• [Reading passage]

====================

The national reaction to the million-plus COVID dead will always be a mystery to me. Almost 20 times the Americans killed in the Vietnam War. Yet our soldiers get a black granite gash of a monument in Washington DC. While the COVID dead get ... what? A quick cough into the collective national fist? No ceremony. Nobody even plays taps.

How come? Because they’re old? Meaning ... their lives are worthless? Maybe because I’m well on my way to being old myself, assuming I’m not there already, but that doesn’t quite wash. Thomas Jefferson was old when he died — 83, really old for 1826 — and he got that lovely domed memorial surrounded by cherry trees.

Maybe the problem was that too many Americans balked at the low-level, sensible steps necessary to avoid killing grandma. Wear a cotton mask when you go into 7-Eleven for a Big Gulp. Take remote classes. Hot to cast themselves as victims, they painted these sensible precautions as oppression. So recognizing the real death toll of COVID would be like grasping that the leading cause of death for children in the United States is gun violence. To recognize the toll is a step toward doing something about it, and to certain folks that’s unimaginable. We don’t need to solve a problem we won’t face.

The end of the COVID emergency really is about yanking back certain medical benefits, like free COVID tests. Funny, for a moment, when businesses that didn’t give their employees sick days realized that failing to do so means workers would to come in with COVID, I actually wondered whether the pandemic might nudge us toward the boogeyman, national health care, that all civilized nations but us enjoy. Ha. I can be so naive.

====================

• [Dataset entries]

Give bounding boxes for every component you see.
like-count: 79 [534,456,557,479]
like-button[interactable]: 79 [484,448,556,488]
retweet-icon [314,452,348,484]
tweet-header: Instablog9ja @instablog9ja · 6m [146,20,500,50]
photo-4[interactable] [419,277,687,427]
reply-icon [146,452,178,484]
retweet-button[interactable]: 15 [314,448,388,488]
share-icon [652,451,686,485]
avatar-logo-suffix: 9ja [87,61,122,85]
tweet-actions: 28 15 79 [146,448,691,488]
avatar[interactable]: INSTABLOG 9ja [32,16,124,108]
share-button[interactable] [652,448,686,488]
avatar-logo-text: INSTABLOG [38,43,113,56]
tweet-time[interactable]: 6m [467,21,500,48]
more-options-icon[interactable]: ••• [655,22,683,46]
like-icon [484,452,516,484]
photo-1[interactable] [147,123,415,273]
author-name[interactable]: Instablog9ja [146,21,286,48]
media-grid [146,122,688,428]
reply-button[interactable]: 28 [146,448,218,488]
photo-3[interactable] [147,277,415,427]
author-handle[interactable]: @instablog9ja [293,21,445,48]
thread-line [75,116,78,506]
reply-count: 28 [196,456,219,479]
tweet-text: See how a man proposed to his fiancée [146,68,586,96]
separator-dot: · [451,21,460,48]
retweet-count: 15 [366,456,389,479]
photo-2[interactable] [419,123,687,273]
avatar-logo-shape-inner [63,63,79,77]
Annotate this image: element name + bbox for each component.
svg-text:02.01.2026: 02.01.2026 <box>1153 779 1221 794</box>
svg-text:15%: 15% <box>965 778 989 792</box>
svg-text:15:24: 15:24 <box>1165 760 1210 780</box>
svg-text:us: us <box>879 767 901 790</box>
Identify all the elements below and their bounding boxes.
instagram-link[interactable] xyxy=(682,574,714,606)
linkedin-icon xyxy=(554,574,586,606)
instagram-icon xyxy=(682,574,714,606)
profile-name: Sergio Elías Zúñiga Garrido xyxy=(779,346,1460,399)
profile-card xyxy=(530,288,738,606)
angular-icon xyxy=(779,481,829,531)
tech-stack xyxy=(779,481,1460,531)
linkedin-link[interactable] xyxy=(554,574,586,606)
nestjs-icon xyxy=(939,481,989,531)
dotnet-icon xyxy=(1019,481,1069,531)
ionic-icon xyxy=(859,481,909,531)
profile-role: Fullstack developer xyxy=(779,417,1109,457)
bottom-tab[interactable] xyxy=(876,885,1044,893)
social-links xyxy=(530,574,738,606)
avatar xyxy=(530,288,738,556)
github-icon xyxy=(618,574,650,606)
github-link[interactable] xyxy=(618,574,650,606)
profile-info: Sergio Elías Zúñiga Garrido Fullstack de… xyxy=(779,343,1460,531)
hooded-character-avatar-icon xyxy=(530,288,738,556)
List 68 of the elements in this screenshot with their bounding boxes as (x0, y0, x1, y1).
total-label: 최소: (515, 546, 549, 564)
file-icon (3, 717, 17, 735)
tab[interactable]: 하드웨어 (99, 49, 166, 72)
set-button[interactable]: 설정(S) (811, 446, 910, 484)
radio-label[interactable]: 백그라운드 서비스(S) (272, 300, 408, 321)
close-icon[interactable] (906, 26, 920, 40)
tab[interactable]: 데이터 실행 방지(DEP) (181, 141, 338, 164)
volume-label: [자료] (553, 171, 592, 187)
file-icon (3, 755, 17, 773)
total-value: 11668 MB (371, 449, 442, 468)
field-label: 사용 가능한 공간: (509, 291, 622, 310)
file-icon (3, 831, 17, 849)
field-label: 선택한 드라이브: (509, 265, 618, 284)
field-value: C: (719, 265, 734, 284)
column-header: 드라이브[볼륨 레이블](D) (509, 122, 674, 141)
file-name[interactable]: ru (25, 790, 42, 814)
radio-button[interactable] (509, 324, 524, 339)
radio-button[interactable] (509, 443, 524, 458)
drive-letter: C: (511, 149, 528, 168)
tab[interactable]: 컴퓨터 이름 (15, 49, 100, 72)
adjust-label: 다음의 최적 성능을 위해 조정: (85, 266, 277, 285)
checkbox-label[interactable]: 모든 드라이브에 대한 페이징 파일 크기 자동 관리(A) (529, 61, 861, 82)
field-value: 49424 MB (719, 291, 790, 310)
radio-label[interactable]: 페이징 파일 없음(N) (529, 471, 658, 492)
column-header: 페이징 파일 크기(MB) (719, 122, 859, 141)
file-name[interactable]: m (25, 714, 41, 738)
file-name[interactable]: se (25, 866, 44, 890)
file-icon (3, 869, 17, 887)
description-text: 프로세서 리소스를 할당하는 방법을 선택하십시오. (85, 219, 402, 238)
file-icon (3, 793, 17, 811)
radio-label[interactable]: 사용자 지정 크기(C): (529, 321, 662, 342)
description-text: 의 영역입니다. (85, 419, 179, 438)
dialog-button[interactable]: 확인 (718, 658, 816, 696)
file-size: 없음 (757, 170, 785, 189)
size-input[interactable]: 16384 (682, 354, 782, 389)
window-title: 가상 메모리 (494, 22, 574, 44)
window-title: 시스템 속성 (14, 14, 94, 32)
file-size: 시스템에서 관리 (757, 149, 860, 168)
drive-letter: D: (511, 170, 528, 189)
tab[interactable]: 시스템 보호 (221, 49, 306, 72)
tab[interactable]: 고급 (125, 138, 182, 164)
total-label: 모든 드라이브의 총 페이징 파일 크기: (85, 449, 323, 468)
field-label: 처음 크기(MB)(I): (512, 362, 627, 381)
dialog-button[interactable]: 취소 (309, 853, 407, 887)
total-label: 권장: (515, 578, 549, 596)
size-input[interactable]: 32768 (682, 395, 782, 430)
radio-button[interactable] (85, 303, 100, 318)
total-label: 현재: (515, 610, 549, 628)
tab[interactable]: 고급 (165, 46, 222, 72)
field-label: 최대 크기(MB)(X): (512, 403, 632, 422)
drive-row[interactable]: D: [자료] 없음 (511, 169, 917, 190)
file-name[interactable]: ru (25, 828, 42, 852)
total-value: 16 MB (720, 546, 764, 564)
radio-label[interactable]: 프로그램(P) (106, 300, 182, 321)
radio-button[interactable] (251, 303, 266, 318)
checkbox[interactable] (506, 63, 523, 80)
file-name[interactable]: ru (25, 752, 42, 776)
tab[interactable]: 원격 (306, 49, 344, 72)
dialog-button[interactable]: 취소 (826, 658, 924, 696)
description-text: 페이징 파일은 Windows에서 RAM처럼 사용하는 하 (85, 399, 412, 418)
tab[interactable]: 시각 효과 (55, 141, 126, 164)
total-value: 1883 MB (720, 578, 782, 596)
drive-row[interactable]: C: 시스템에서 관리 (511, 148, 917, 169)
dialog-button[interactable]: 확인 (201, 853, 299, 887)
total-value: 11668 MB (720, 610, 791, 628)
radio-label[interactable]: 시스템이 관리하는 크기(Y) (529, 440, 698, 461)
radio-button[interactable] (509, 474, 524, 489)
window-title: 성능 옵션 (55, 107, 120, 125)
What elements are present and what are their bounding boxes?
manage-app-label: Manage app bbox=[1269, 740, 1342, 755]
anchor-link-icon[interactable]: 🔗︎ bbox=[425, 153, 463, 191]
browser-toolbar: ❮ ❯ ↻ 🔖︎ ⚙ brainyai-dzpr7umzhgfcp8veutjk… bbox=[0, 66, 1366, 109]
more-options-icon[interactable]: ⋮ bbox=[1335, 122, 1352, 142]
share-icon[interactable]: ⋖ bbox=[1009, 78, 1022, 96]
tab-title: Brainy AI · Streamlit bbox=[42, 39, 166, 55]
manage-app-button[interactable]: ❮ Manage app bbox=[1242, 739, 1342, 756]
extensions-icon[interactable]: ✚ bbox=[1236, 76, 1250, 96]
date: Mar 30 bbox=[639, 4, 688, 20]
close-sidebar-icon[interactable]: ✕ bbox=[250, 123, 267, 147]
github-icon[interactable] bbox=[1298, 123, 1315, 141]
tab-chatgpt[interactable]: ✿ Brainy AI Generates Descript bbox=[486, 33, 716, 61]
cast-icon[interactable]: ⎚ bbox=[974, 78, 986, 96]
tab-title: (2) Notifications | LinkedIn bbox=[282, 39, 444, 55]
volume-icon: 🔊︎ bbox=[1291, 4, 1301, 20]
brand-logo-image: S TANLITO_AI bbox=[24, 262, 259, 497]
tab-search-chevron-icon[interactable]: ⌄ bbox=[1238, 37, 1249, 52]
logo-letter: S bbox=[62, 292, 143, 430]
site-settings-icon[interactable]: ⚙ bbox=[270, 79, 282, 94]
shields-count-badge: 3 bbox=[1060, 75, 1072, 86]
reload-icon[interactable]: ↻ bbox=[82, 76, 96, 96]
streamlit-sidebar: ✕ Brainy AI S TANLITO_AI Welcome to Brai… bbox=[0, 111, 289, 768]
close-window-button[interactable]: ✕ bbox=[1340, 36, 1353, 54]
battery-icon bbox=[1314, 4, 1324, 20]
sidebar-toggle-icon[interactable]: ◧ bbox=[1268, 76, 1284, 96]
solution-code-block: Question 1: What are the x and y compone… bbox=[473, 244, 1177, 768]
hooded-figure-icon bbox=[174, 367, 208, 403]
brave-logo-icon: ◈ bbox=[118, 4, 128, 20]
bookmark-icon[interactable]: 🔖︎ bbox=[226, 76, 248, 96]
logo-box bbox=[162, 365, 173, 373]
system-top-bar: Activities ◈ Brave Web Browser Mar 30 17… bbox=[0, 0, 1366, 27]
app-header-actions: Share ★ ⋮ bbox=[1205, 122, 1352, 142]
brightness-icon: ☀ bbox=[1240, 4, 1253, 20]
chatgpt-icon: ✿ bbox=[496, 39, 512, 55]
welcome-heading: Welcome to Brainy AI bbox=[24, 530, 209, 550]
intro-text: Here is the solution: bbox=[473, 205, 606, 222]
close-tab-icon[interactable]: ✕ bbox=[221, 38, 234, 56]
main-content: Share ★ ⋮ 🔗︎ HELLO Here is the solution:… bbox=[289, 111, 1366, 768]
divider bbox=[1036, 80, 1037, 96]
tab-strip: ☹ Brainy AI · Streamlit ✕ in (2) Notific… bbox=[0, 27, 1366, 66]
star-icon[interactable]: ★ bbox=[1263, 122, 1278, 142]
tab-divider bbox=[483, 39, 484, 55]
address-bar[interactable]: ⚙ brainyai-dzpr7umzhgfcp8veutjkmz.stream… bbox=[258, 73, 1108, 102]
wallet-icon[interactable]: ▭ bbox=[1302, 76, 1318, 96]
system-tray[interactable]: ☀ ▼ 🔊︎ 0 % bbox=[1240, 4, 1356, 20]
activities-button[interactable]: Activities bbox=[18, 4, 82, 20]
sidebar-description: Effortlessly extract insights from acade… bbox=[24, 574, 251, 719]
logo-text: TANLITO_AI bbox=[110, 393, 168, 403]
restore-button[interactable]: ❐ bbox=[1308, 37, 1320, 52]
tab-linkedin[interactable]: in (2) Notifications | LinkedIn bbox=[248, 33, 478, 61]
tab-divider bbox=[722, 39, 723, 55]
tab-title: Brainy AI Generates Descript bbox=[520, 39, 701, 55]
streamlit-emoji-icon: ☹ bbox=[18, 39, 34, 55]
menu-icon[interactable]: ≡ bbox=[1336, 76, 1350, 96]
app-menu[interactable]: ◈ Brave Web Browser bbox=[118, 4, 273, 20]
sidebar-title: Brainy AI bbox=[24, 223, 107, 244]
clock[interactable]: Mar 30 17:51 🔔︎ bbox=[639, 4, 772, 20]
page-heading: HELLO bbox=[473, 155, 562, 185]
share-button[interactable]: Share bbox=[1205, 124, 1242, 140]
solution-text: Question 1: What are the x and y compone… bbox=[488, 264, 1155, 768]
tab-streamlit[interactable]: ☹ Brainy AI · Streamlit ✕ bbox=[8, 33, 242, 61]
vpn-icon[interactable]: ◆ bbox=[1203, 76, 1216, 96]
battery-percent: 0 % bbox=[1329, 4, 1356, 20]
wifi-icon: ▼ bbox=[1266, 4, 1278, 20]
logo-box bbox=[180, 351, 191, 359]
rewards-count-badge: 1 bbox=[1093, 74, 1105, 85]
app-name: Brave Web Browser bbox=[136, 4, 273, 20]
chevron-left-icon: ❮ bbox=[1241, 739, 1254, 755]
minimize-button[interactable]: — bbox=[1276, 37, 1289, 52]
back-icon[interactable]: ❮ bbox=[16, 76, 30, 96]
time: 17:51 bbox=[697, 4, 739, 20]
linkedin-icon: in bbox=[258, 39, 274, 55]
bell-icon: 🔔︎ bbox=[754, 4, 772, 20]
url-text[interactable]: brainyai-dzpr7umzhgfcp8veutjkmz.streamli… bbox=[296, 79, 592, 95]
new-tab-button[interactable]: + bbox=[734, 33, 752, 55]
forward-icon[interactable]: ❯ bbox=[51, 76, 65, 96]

====================

• [Activity A]
Answer these questions about the passage on the COVID dead:
(i) The COVID dead number almost how many times the Americans killed in the Vietnam War?
(ii) How old was Thomas Jefferson when he died?
(iii) Which medical benefit does the passage name as being pulled back with the end of the COVID emergency?
• [Activity B]
Pick up the passage on the COVID dead after its final sentence and carry it forward.

• [Response area A]
(i) Almost 20 times.
(ii) 83.
(iii) Free COVID tests.

• [Response area B]
World War II, also a big deal, cost 405,000 American lives. Not half of COVID’s toll. And we had a big V-E Day — victory in Europe! — followed by V-J Day — victory in Japan! A third of Americans might have been fine with Hitler ruling Europe in 1940, but they got with the program, quick, and by 1945 were at least willing to accept that the war had happened. We did win over COVID, didn’t we? Maybe the problem is that too many Americans don’t recognize the illness, never mind the vaccine. Sometimes I act like one of them.

“I still can’t believe that happened,” I’ll say to my wife. Not that I’m doubting COVID occurred. But a kind of unbelieving awe at the whole disaster, starting from the Target shelves stripped of toilet paper — nobody ever did run out, did they? — and when J.B. Pritzker closed down the restaurants. That was the scariest moment, for me, heading over to lunch at Kamehachi, because I never knew when I’d get sushi again. Realizing I was the only person in the restaurant at 12:30 p.m., looking over at the sushi chef preparing my order and thinking, with dread, “I’m killing myself for a negi-hamachi roll.”

It was like a dream, wasn’t it? A bad dream. Leaving us ... where? Working at home much more. Isolated white-collar worker bees in our scattered one-person hives. For the next couple of years. Until ChatGBT starts doing our jobs and we’re free to ... what? ... sit on park benches and watch the clouds pass.